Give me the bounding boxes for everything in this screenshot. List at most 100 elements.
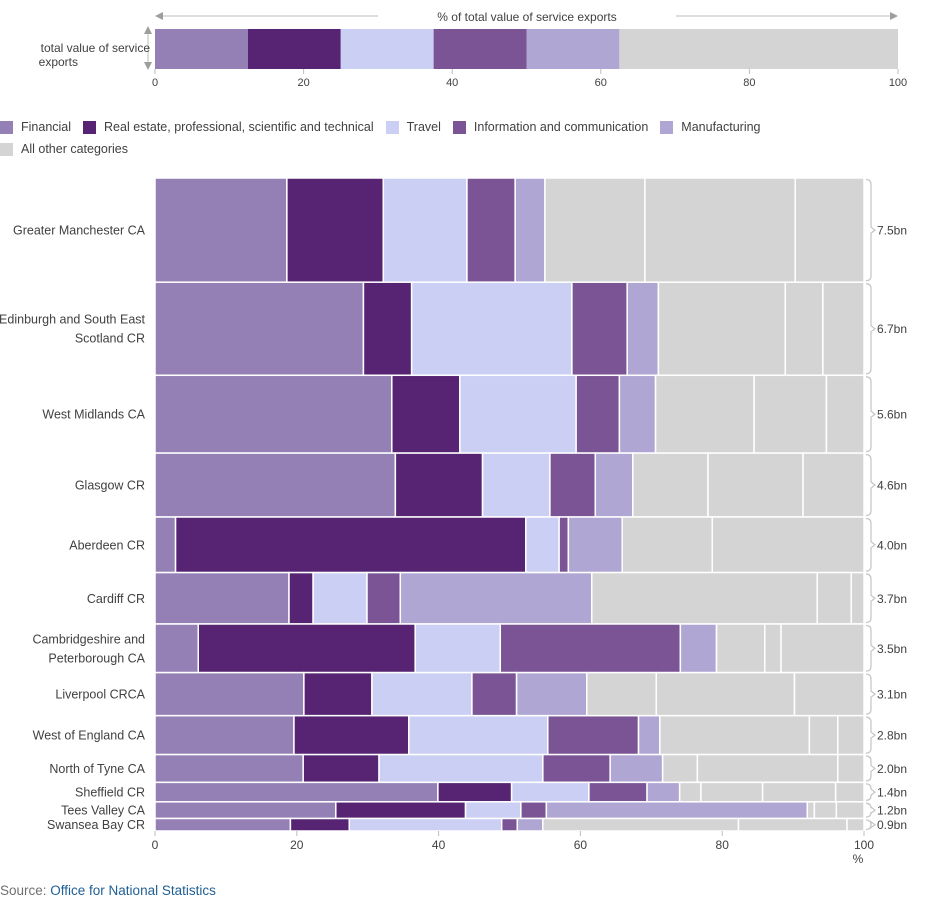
bar-segment (753, 374, 828, 454)
bar-segment (646, 781, 681, 803)
bar-segment (371, 671, 473, 717)
total-brace (865, 673, 877, 715)
total-label: 6.7bn (877, 322, 907, 336)
bar-segment (510, 781, 590, 803)
bar-segment (525, 516, 560, 574)
bar-segment (544, 177, 646, 283)
row-group: 4.0bn (154, 516, 907, 574)
bar-segment (657, 281, 787, 377)
bar-segment (696, 753, 839, 784)
bar-segment (846, 817, 865, 832)
x-tick-label: 80 (743, 77, 755, 89)
bar-segment (520, 801, 548, 820)
bar-segment (586, 671, 658, 717)
bar-segment (437, 781, 513, 803)
bar-segment (312, 571, 368, 625)
bar-segment (822, 281, 865, 377)
category-label: Edinburgh and South East (0, 313, 146, 327)
legend-swatch (0, 142, 13, 156)
source-link[interactable]: Office for National Statistics (50, 883, 216, 898)
bar-segment (174, 516, 527, 574)
total-brace (865, 178, 877, 282)
bar-segment (154, 623, 199, 674)
bar-segment (542, 753, 611, 784)
category-label-line: total value of service (41, 41, 151, 55)
bar-segment (837, 714, 865, 756)
bar-segment (707, 452, 804, 518)
total-label: 3.1bn (877, 688, 907, 702)
bar-segment (678, 781, 702, 803)
bar-segment (289, 817, 351, 832)
legend-label: Manufacturing (681, 120, 761, 134)
bar-segment (499, 623, 682, 674)
legend-swatch (452, 120, 466, 134)
bar-segment (850, 571, 865, 625)
bar-segment (825, 374, 865, 454)
x-axis-arrowhead-right (890, 12, 898, 20)
legend-item: Travel (385, 120, 441, 134)
legend-swatch (0, 120, 13, 134)
bar-segment (526, 29, 620, 69)
bar-segment (515, 671, 588, 717)
row-group: 4.6bn (154, 452, 907, 518)
bar-segment (784, 281, 824, 377)
category-label: Liverpool CRCA (55, 688, 145, 702)
bar-segment (286, 177, 385, 283)
bar-segment (459, 374, 577, 454)
legend-swatch (660, 120, 674, 134)
bar-segment (619, 29, 898, 69)
row-group: 1.2bn (154, 801, 907, 820)
bar-segment (399, 571, 593, 625)
bar-segment (154, 781, 439, 803)
bar-segment (715, 623, 766, 674)
bar-segment (661, 753, 699, 784)
category-label: Aberdeen CR (69, 538, 145, 552)
bar-segment (366, 571, 402, 625)
x-axis-arrowhead-left (155, 12, 163, 20)
legend-label: Financial (21, 120, 72, 134)
bar-segment (816, 571, 852, 625)
bar-segment (433, 29, 527, 69)
total-label: 3.7bn (877, 592, 907, 606)
bar-segment (632, 452, 709, 518)
x-tick-label: 60 (595, 77, 607, 89)
legend-swatch (385, 120, 399, 134)
bar-segment (549, 452, 597, 518)
category-label: West Midlands CA (42, 408, 145, 422)
legend: Financial Real estate, professional, scie… (0, 116, 935, 160)
bar-segment (154, 817, 292, 832)
bar-segment (609, 753, 664, 784)
bar-segment (588, 781, 648, 803)
x-tick-label: 40 (446, 77, 458, 89)
bar-segment (391, 374, 461, 454)
total-label: 7.5bn (877, 224, 907, 238)
total-label: 4.0bn (877, 538, 907, 552)
bar-segment (834, 781, 865, 803)
row-group: 1.4bn (154, 781, 907, 803)
bar-segment (394, 452, 484, 518)
bar-segment (154, 516, 177, 574)
total-brace (865, 716, 877, 754)
bar-segment (247, 29, 341, 69)
bar-segment (590, 571, 818, 625)
legend-item: Financial (0, 120, 71, 134)
category-label: North of Tyne CA (49, 762, 145, 776)
legend-row: All other categories (0, 138, 935, 160)
total-label: 3.5bn (877, 642, 907, 656)
total-brace (865, 283, 877, 375)
bar-segment (835, 801, 865, 820)
bar-segment (567, 516, 623, 574)
legend-item: All other categories (0, 142, 128, 156)
bar-segment (780, 623, 865, 674)
legend-label: Real estate, professional, scientific an… (104, 120, 374, 134)
bar-segment (154, 571, 290, 625)
category-label: Glasgow CR (75, 479, 145, 493)
y-axis-arrowhead-up (144, 26, 152, 34)
bar-segment (154, 374, 393, 454)
category-label: Peterborough CA (48, 651, 145, 665)
category-label: West of England CA (33, 729, 146, 743)
total-brace (865, 624, 877, 672)
legend-label: Travel (406, 120, 441, 134)
bar-segment (575, 374, 621, 454)
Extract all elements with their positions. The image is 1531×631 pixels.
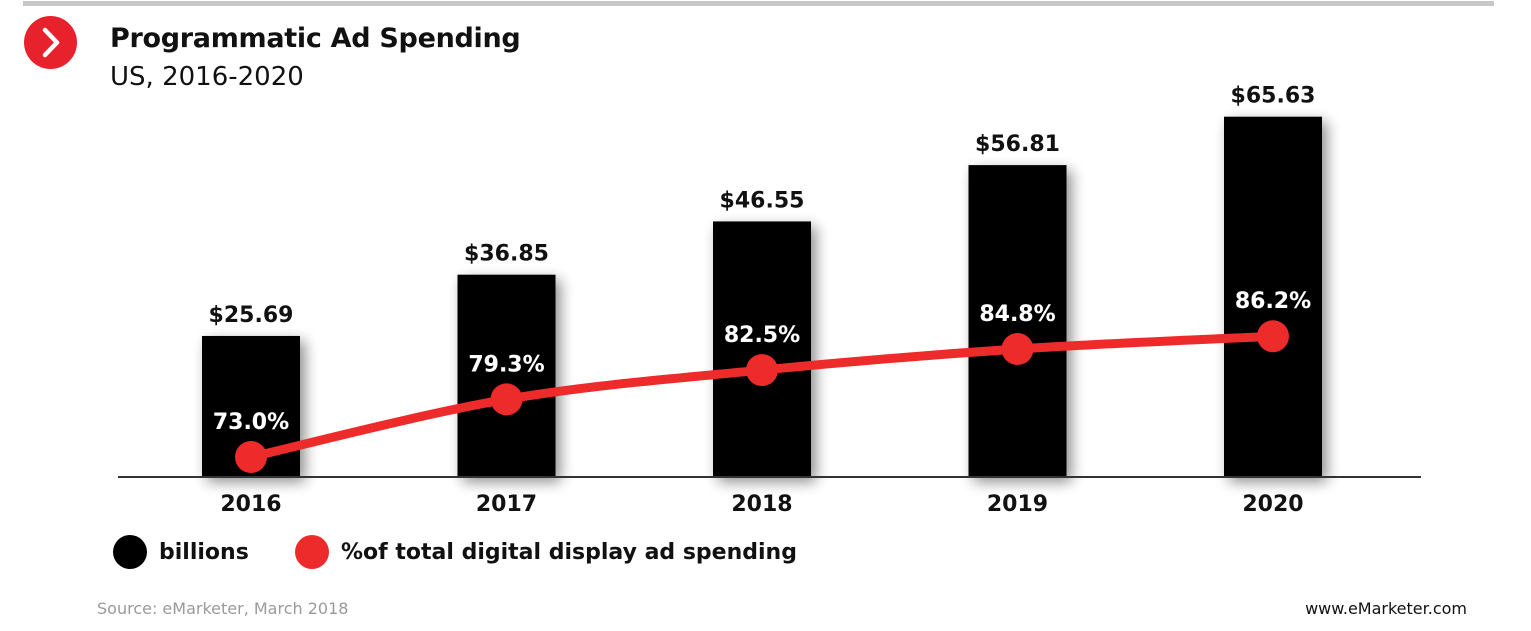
percent-label-2017: 79.3% [468,352,544,377]
x-tick-label-2020: 2020 [1242,492,1303,517]
percent-point-2019 [1001,333,1034,366]
percent-label-2016: 73.0% [213,410,289,435]
chart-subtitle: US, 2016-2020 [110,62,304,92]
legend-swatch-percent [295,535,329,569]
legend-item-billions: billions [113,534,249,570]
legend-swatch-billions [113,535,147,569]
bar-value-label-2019: $56.81 [975,132,1060,157]
percent-label-2018: 82.5% [724,323,800,348]
bar-value-label-2018: $46.55 [720,188,805,213]
percent-label-2019: 84.8% [979,302,1055,327]
top-rule [23,1,1494,6]
legend-label-billions: billions [159,539,249,565]
x-tick-label-2017: 2017 [476,492,537,517]
bar-value-label-2017: $36.85 [464,242,549,267]
badge [24,16,77,69]
percent-point-2020 [1257,320,1289,353]
bar-value-label-2016: $25.69 [209,303,294,328]
percent-point-2018 [746,354,778,387]
x-tick-label-2019: 2019 [987,492,1048,517]
bar-2018 [713,221,811,477]
source-note: Source: eMarketer, March 2018 [97,599,349,618]
x-tick-label-2018: 2018 [731,492,792,517]
bar-2017 [457,274,556,477]
site-link[interactable]: www.eMarketer.com [1305,599,1467,618]
x-tick-label-2016: 2016 [220,492,281,517]
percent-label-2020: 86.2% [1235,289,1311,314]
percent-point-2016 [235,441,267,473]
bar-value-label-2020: $65.63 [1231,84,1316,109]
chevron-right-icon [42,27,60,58]
legend-item-percent: %of total digital display ad spending [295,534,797,570]
bar-2020 [1224,116,1322,478]
percent-point-2017 [490,383,523,416]
legend-label-percent: %of total digital display ad spending [341,539,797,565]
chart-title: Programmatic Ad Spending [110,23,521,54]
bar-2019 [968,165,1067,477]
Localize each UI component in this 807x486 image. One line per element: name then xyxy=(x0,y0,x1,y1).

The exercise:
Can you reproduce all of the material above word for word, leaving out the pictures?

Output of the exercise:
Give me the bounding boxes for everything in this screenshot. List at most 100 elements.
bar-segment (753, 374, 828, 454)
bar-segment (646, 781, 681, 803)
bar-segment (371, 671, 473, 717)
total-brace (865, 673, 877, 715)
total-label: 6.7bn (877, 322, 907, 336)
bar-segment (510, 781, 590, 803)
bar-segment (525, 516, 560, 574)
bar-segment (544, 177, 646, 283)
row-group: 4.0bn (154, 516, 907, 574)
bar-segment (657, 281, 787, 377)
bar-segment (696, 753, 839, 784)
bar-segment (846, 817, 865, 832)
x-tick-label: 80 (743, 77, 755, 89)
bar-segment (520, 801, 548, 820)
bar-segment (586, 671, 658, 717)
bar-segment (437, 781, 513, 803)
bar-segment (312, 571, 368, 625)
bar-segment (822, 281, 865, 377)
category-label: Edinburgh and South East (0, 313, 146, 327)
legend-swatch (0, 142, 13, 156)
source-link[interactable]: Office for National Statistics (50, 883, 216, 898)
bar-segment (174, 516, 527, 574)
total-brace (865, 178, 877, 282)
bar-segment (154, 623, 199, 674)
bar-segment (542, 753, 611, 784)
category-label-line: total value of service (41, 41, 151, 55)
bar-segment (837, 714, 865, 756)
bar-segment (707, 452, 804, 518)
total-label: 3.1bn (877, 688, 907, 702)
bar-segment (678, 781, 702, 803)
bar-segment (289, 817, 351, 832)
legend-label: Manufacturing (681, 120, 761, 134)
bar-segment (499, 623, 682, 674)
legend-swatch (452, 120, 466, 134)
bar-segment (850, 571, 865, 625)
bar-segment (825, 374, 865, 454)
x-axis-arrowhead-right (890, 12, 898, 20)
legend-item: Travel (385, 120, 441, 134)
legend-swatch (0, 120, 13, 134)
bar-segment (526, 29, 620, 69)
bar-segment (515, 671, 588, 717)
row-group: 4.6bn (154, 452, 907, 518)
bar-segment (784, 281, 824, 377)
category-label: Liverpool CRCA (55, 688, 145, 702)
bar-segment (286, 177, 385, 283)
bar-segment (459, 374, 577, 454)
legend-swatch (660, 120, 674, 134)
bar-segment (619, 29, 898, 69)
row-group: 1.2bn (154, 801, 907, 820)
bar-segment (399, 571, 593, 625)
bar-segment (154, 781, 439, 803)
bar-segment (715, 623, 766, 674)
bar-segment (661, 753, 699, 784)
category-label: Aberdeen CR (69, 538, 145, 552)
bar-segment (366, 571, 402, 625)
x-axis-arrowhead-left (155, 12, 163, 20)
legend-label: Financial (21, 120, 72, 134)
bar-segment (816, 571, 852, 625)
bar-segment (433, 29, 527, 69)
total-label: 3.7bn (877, 592, 907, 606)
bar-segment (632, 452, 709, 518)
x-tick-label: 60 (595, 77, 607, 89)
legend-swatch (385, 120, 399, 134)
bar-segment (549, 452, 597, 518)
category-label: West Midlands CA (42, 408, 145, 422)
legend: Financial Real estate, professional, scie… (0, 116, 935, 160)
bar-segment (154, 817, 292, 832)
bar-segment (609, 753, 664, 784)
bar-segment (588, 781, 648, 803)
x-tick-label: 40 (446, 77, 458, 89)
bar-segment (391, 374, 461, 454)
total-label: 7.5bn (877, 224, 907, 238)
total-label: 4.0bn (877, 538, 907, 552)
bar-segment (834, 781, 865, 803)
row-group: 1.4bn (154, 781, 907, 803)
bar-segment (394, 452, 484, 518)
bar-segment (154, 516, 177, 574)
total-brace (865, 716, 877, 754)
bar-segment (247, 29, 341, 69)
bar-segment (590, 571, 818, 625)
legend-item: Financial (0, 120, 71, 134)
category-label: North of Tyne CA (49, 762, 145, 776)
legend-row: All other categories (0, 138, 935, 160)
total-label: 3.5bn (877, 642, 907, 656)
total-brace (865, 283, 877, 375)
bar-segment (835, 801, 865, 820)
bar-segment (567, 516, 623, 574)
legend-item: All other categories (0, 142, 128, 156)
bar-segment (780, 623, 865, 674)
legend-label: Real estate, professional, scientific an… (104, 120, 374, 134)
bar-segment (154, 571, 290, 625)
category-label: Glasgow CR (75, 479, 145, 493)
y-axis-arrowhead-up (144, 26, 152, 34)
bar-segment (154, 374, 393, 454)
category-label: Peterborough CA (48, 651, 145, 665)
category-label: West of England CA (33, 729, 146, 743)
total-brace (865, 624, 877, 672)
legend-label: Travel (406, 120, 441, 134)
bar-segment (575, 374, 621, 454)
Extract all elements with their positions. The image is 1531×631 pixels.
percent-label-2017: 79.3% [468,352,544,377]
x-tick-label-2020: 2020 [1242,492,1303,517]
percent-point-2019 [1001,333,1034,366]
percent-label-2016: 73.0% [213,410,289,435]
chart-subtitle: US, 2016-2020 [110,62,304,92]
legend-swatch-percent [295,535,329,569]
legend-item-billions: billions [113,534,249,570]
legend-swatch-billions [113,535,147,569]
bar-value-label-2019: $56.81 [975,132,1060,157]
percent-label-2018: 82.5% [724,323,800,348]
bar-value-label-2018: $46.55 [720,188,805,213]
percent-label-2019: 84.8% [979,302,1055,327]
top-rule [23,1,1494,6]
legend-label-billions: billions [159,539,249,565]
x-tick-label-2017: 2017 [476,492,537,517]
bar-value-label-2017: $36.85 [464,242,549,267]
badge [24,16,77,69]
percent-point-2020 [1257,320,1289,353]
bar-value-label-2016: $25.69 [209,303,294,328]
percent-point-2018 [746,354,778,387]
x-tick-label-2019: 2019 [987,492,1048,517]
bar-2018 [713,221,811,477]
source-note: Source: eMarketer, March 2018 [97,599,349,618]
x-tick-label-2018: 2018 [731,492,792,517]
bar-2017 [457,274,556,477]
site-link[interactable]: www.eMarketer.com [1305,599,1467,618]
x-tick-label-2016: 2016 [220,492,281,517]
percent-label-2020: 86.2% [1235,289,1311,314]
percent-point-2016 [235,441,267,473]
bar-value-label-2020: $65.63 [1231,84,1316,109]
chevron-right-icon [42,27,60,58]
legend-item-percent: %of total digital display ad spending [295,534,797,570]
bar-2020 [1224,116,1322,478]
percent-point-2017 [490,383,523,416]
legend-label-percent: %of total digital display ad spending [341,539,797,565]
chart-title: Programmatic Ad Spending [110,23,521,54]
bar-2019 [968,165,1067,477]
Localize each UI component in this 807x486 image. One line per element: name then xyxy=(x0,y0,x1,y1).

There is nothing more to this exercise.